▶ Job
Exactly repeat all the records below, omitting the images they hold.

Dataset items
____

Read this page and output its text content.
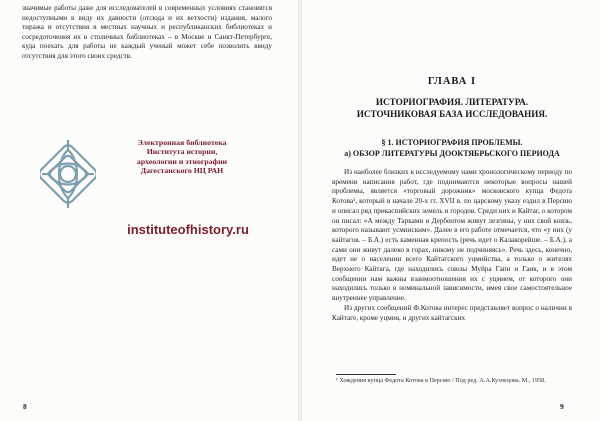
значимые работы даже для исследователей в современных условиях становятся недоступными в виду их давности (отсюда и их ветхости) издания, малого тиража и отсутствия в местных научных и республиканских библиотеках и сосредоточения их в столичных библиотеках – в Москве и Санкт-Петербурге, куда поехать для работы не каждый ученый может себе позволить ввиду отсутствия для этого своих средств.

Электронная библиотека
Института истории,
археологии и этнографии
Дагестанского НЦ РАН
instituteofhistory.ru
8
ГЛАВА I
ИСТОРИОГРАФИЯ. ЛИТЕРАТУРА.
ИСТОЧНИКОВАЯ БАЗА ИССЛЕДОВАНИЯ.
§ 1. ИСТОРИОГРАФИЯ ПРОБЛЕМЫ.
а) ОБЗОР ЛИТЕРАТУРЫ ДООКТЯБРЬСКОГО ПЕРИОДА

Из наиболее близких к исследуемому нами хронологическому периоду по времени написания работ, где поднимаются некоторые вопросы нашей проблемы, является «торговый дорожник» московского купца Федота Котова¹, который в начале 20-х гг. XVII в. по царскому указу ездил в Персию и описал ряд прикаспийских земель и городов. Среди них и Кайтаг, о котором он писал: «А между Тарками и Дербентом живут лезгины, у них свой князь, которого называют усминским». Далее в его работе отмечается, что «у них (у кайтагов. – Б.А.) есть каменная крепость (речь идет о Калакорейше. – Б.А.), а сами они живут далеко в горах, никому не подчиняясь». Речь здесь, конечно, идет не о населении всего Кайтагского уцмийства, а только о жителях Верхнего Кайтага, где находились союзы Муйра Гапи и Гаик, и в этом сообщении нам важны взаимоотношения их с уцмием, от которого они находились только в номинальной зависимости, имея свое самостоятельное внутреннее управление.

Из других сообщений Ф.Котова интерес представляет вопрос о наличии в Кайтаге, кроме уцмия, и других кайтагских

¹ Хождения купца Федота Котова в Персию / Под ред. А.А.Кузнецова. М., 1958.
9
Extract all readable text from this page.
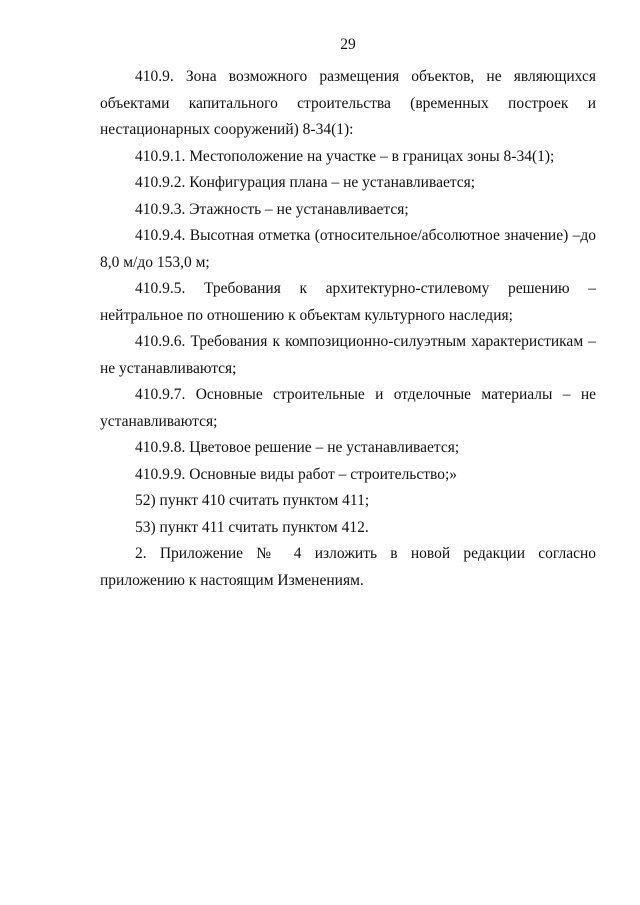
29

410.9. Зона возможного размещения объектов, не являющихся объектами капитального строительства (временных построек и нестационарных сооружений) 8-34(1):

410.9.1. Местоположение на участке – в границах зоны 8-34(1);

410.9.2. Конфигурация плана – не устанавливается;

410.9.3. Этажность – не устанавливается;

410.9.4. Высотная отметка (относительное/абсолютное значение) –до 8,0 м/до 153,0 м;

410.9.5. Требования к архитектурно-стилевому решению – нейтральное по отношению к объектам культурного наследия;

410.9.6. Требования к композиционно-силуэтным характеристикам – не устанавливаются;

410.9.7. Основные строительные и отделочные материалы – не устанавливаются;

410.9.8. Цветовое решение – не устанавливается;

410.9.9. Основные виды работ – строительство;»

52) пункт 410 считать пунктом 411;

53) пункт 411 считать пунктом 412.

2. Приложение № 4 изложить в новой редакции согласно приложению к настоящим Изменениям.
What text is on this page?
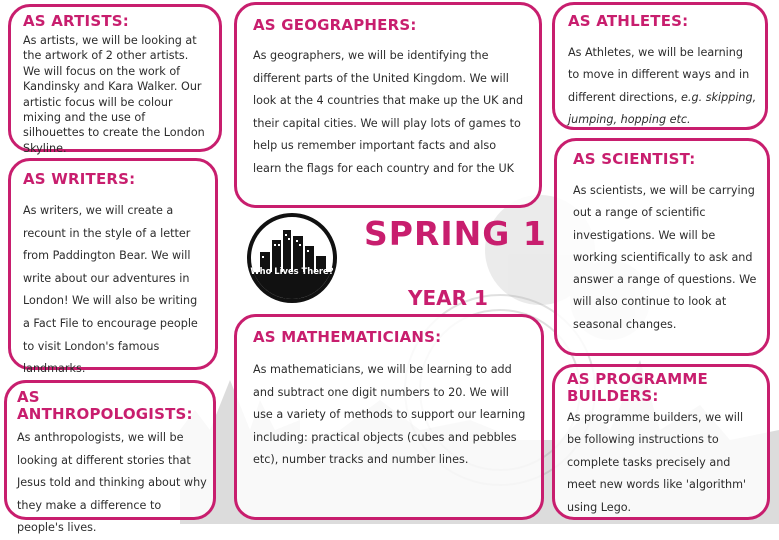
AS ARTISTS:

As artists, we will be looking at the artwork of 2 other artists. We will focus on the work of Kandinsky and Kara Walker. Our artistic focus will be colour mixing and the use of silhouettes to create the London Skyline.

AS GEOGRAPHERS:

As geographers, we will be identifying the different parts of the United Kingdom. We will look at the 4 countries that make up the UK and their capital cities. We will play lots of games to help us remember important facts and also learn the flags for each country and for the UK

AS ATHLETES:

As Athletes, we will be learning to move in different ways and in different directions, e.g. skipping, jumping, hopping etc.

AS WRITERS:

As writers, we will create a recount in the style of a letter from Paddington Bear. We will write about our adventures in London! We will also be writing a Fact File to encourage people to visit London's famous landmarks.

AS SCIENTIST:

As scientists, we will be carrying out a range of scientific investigations. We will be working scientifically to ask and answer a range of questions. We will also continue to look at seasonal changes.

AS MATHEMATICIANS:

As mathematicians, we will be learning to add and subtract one digit numbers to 20. We will use a variety of methods to support our learning including: practical objects (cubes and pebbles etc), number tracks and number lines.

AS ANTHROPOLOGISTS:

As anthropologists, we will be looking at different stories that Jesus told and thinking about why they make a difference to people's lives.

AS PROGRAMME BUILDERS:

As programme builders, we will be following instructions to complete tasks precisely and meet new words like 'algorithm' using Lego.

Who Lives There?
SPRING 1
YEAR 1
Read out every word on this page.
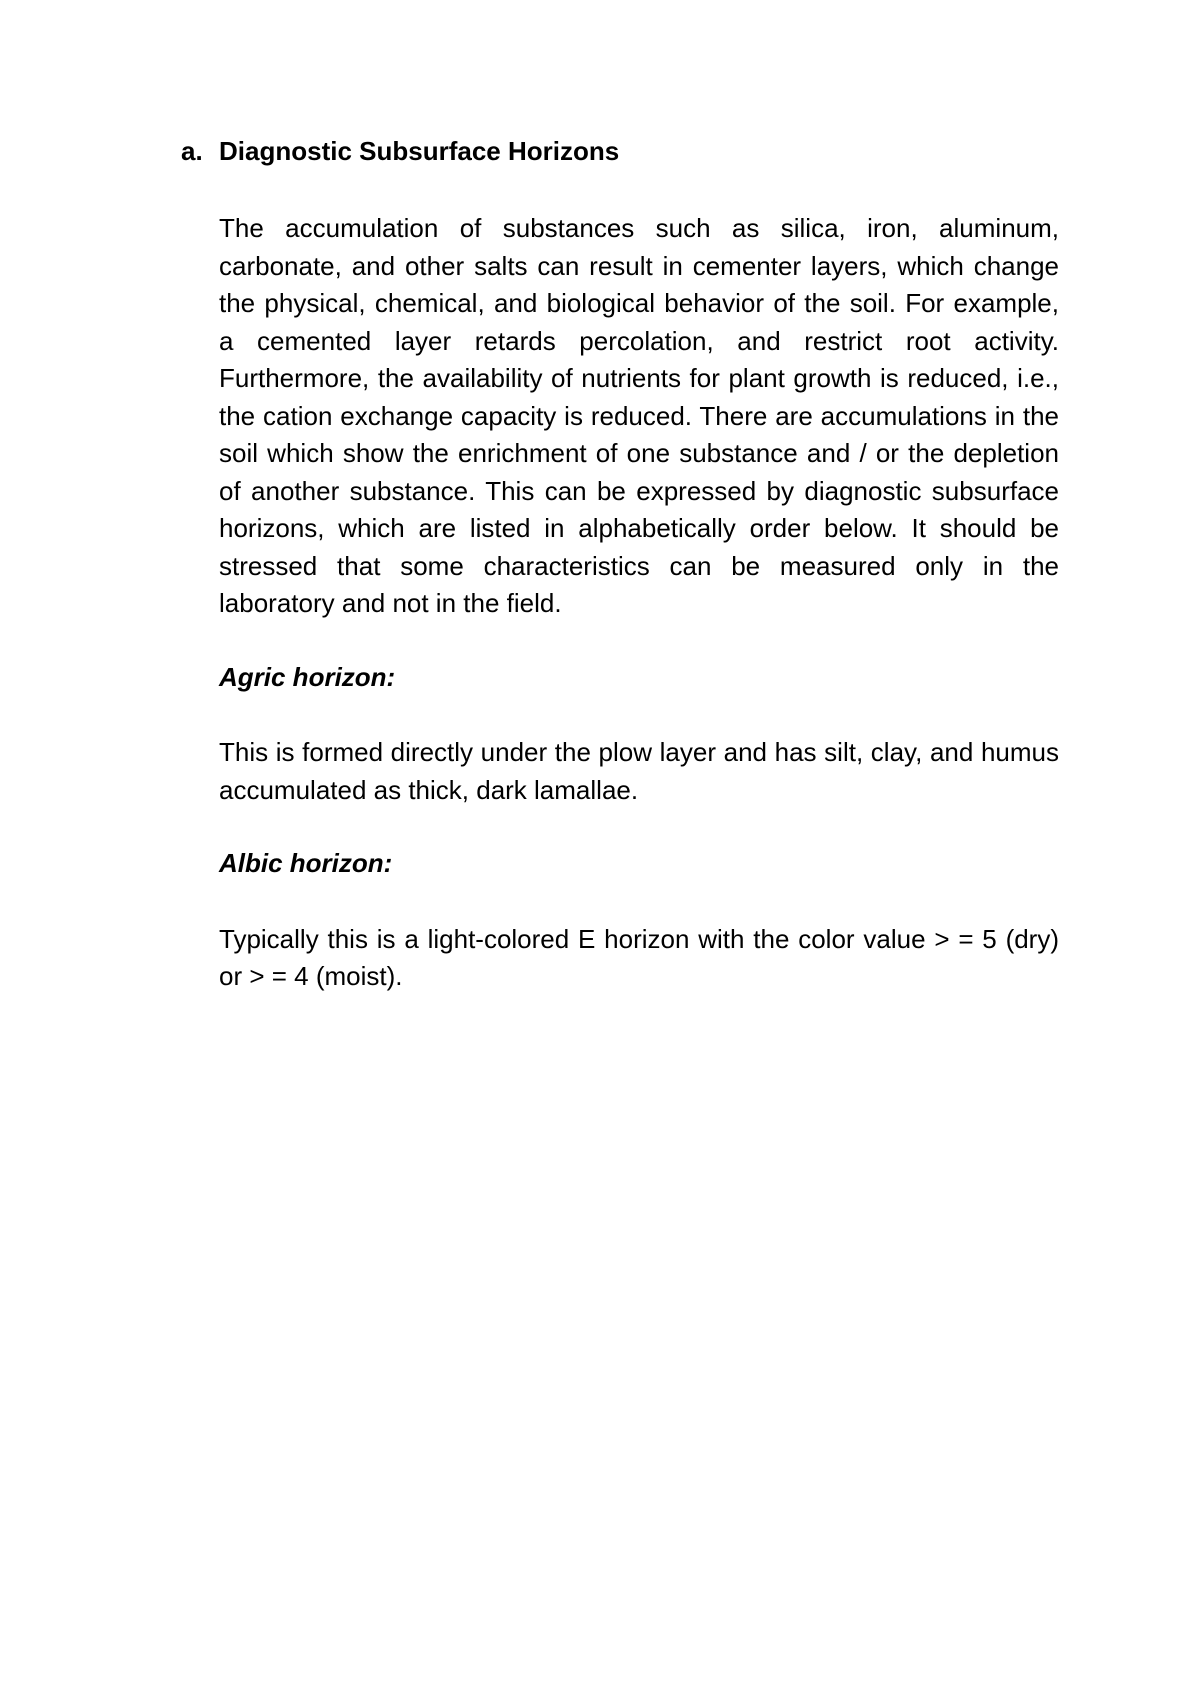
a. Diagnostic Subsurface Horizons

The accumulation of substances such as silica, iron, aluminum, carbonate, and other salts can result in cementer layers, which change the physical, chemical, and biological behavior of the soil. For example, a cemented layer retards percolation, and restrict root activity. Furthermore, the availability of nutrients for plant growth is reduced, i.e., the cation exchange capacity is reduced. There are accumulations in the soil which show the enrichment of one substance and / or the depletion of another substance. This can be expressed by diagnostic subsurface horizons, which are listed in alphabetically order below. It should be stressed that some characteristics can be measured only in the laboratory and not in the field.

Agric horizon:

This is formed directly under the plow layer and has silt, clay, and humus accumulated as thick, dark lamallae.

Albic horizon:

Typically this is a light-colored E horizon with the color value > = 5 (dry) or > = 4 (moist).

____

▶ Result for this exercise
Read this page and output its text content.
значимые работы даже для исследователей в современных условиях становятся недоступными в виду их давности (отсюда и их ветхости) издания, малого тиража и отсутствия в местных научных и республиканских библиотеках и сосредоточения их в столичных библиотеках – в Москве и Санкт-Петербурге, куда поехать для работы не каждый ученый может себе позволить ввиду отсутствия для этого своих средств.

Электронная библиотека
Института истории,
археологии и этнографии
Дагестанского НЦ РАН
instituteofhistory.ru
8
ГЛАВА I
ИСТОРИОГРАФИЯ. ЛИТЕРАТУРА.
ИСТОЧНИКОВАЯ БАЗА ИССЛЕДОВАНИЯ.
§ 1. ИСТОРИОГРАФИЯ ПРОБЛЕМЫ.
а) ОБЗОР ЛИТЕРАТУРЫ ДООКТЯБРЬСКОГО ПЕРИОДА

Из наиболее близких к исследуемому нами хронологическому периоду по времени написания работ, где поднимаются некоторые вопросы нашей проблемы, является «торговый дорожник» московского купца Федота Котова¹, который в начале 20-х гг. XVII в. по царскому указу ездил в Персию и описал ряд прикаспийских земель и городов. Среди них и Кайтаг, о котором он писал: «А между Тарками и Дербентом живут лезгины, у них свой князь, которого называют усминским». Далее в его работе отмечается, что «у них (у кайтагов. – Б.А.) есть каменная крепость (речь идет о Калакорейше. – Б.А.), а сами они живут далеко в горах, никому не подчиняясь». Речь здесь, конечно, идет не о населении всего Кайтагского уцмийства, а только о жителях Верхнего Кайтага, где находились союзы Муйра Гапи и Гаик, и в этом сообщении нам важны взаимоотношения их с уцмием, от которого они находились только в номинальной зависимости, имея свое самостоятельное внутреннее управление.

Из других сообщений Ф.Котова интерес представляет вопрос о наличии в Кайтаге, кроме уцмия, и других кайтагских

¹ Хождения купца Федота Котова в Персию / Под ред. А.А.Кузнецова. М., 1958.
9
Extract all readable text from this page.
29

410.9. Зона возможного размещения объектов, не являющихся объектами капитального строительства (временных построек и нестационарных сооружений) 8-34(1):

410.9.1. Местоположение на участке – в границах зоны 8-34(1);

410.9.2. Конфигурация плана – не устанавливается;

410.9.3. Этажность – не устанавливается;

410.9.4. Высотная отметка (относительное/абсолютное значение) –до 8,0 м/до 153,0 м;

410.9.5. Требования к архитектурно-стилевому решению – нейтральное по отношению к объектам культурного наследия;

410.9.6. Требования к композиционно-силуэтным характеристикам – не устанавливаются;

410.9.7. Основные строительные и отделочные материалы – не устанавливаются;

410.9.8. Цветовое решение – не устанавливается;

410.9.9. Основные виды работ – строительство;»

52) пункт 410 считать пунктом 411;

53) пункт 411 считать пунктом 412.

2. Приложение № 4 изложить в новой редакции согласно приложению к настоящим Изменениям.
What text is on this page?
AS ARTISTS:

As artists, we will be looking at the artwork of 2 other artists. We will focus on the work of Kandinsky and Kara Walker. Our artistic focus will be colour mixing and the use of silhouettes to create the London Skyline.

AS GEOGRAPHERS:

As geographers, we will be identifying the different parts of the United Kingdom. We will look at the 4 countries that make up the UK and their capital cities. We will play lots of games to help us remember important facts and also learn the flags for each country and for the UK

AS ATHLETES:

As Athletes, we will be learning to move in different ways and in different directions, e.g. skipping, jumping, hopping etc.

AS WRITERS:

As writers, we will create a recount in the style of a letter from Paddington Bear. We will write about our adventures in London! We will also be writing a Fact File to encourage people to visit London's famous landmarks.

AS SCIENTIST:

As scientists, we will be carrying out a range of scientific investigations. We will be working scientifically to ask and answer a range of questions. We will also continue to look at seasonal changes.

AS MATHEMATICIANS:

As mathematicians, we will be learning to add and subtract one digit numbers to 20. We will use a variety of methods to support our learning including: practical objects (cubes and pebbles etc), number tracks and number lines.

AS ANTHROPOLOGISTS:

As anthropologists, we will be looking at different stories that Jesus told and thinking about why they make a difference to people's lives.

AS PROGRAMME BUILDERS:

As programme builders, we will be following instructions to complete tasks precisely and meet new words like 'algorithm' using Lego.

Who Lives There?
SPRING 1
YEAR 1
Read out every word on this page.
a. Diagnostic Subsurface Horizons

The accumulation of substances such as silica, iron, aluminum, carbonate, and other salts can result in cementer layers, which change the physical, chemical, and biological behavior of the soil. For example, a cemented layer retards percolation, and restrict root activity. Furthermore, the availability of nutrients for plant growth is reduced, i.e., the cation exchange capacity is reduced. There are accumulations in the soil which show the enrichment of one substance and / or the depletion of another substance. This can be expressed by diagnostic subsurface horizons, which are listed in alphabetically order below. It should be stressed that some characteristics can be measured only in the laboratory and not in the field.

Agric horizon:

This is formed directly under the plow layer and has silt, clay, and humus accumulated as thick, dark lamallae.

Albic horizon:

Typically this is a light-colored E horizon with the color value > = 5 (dry) or > = 4 (moist).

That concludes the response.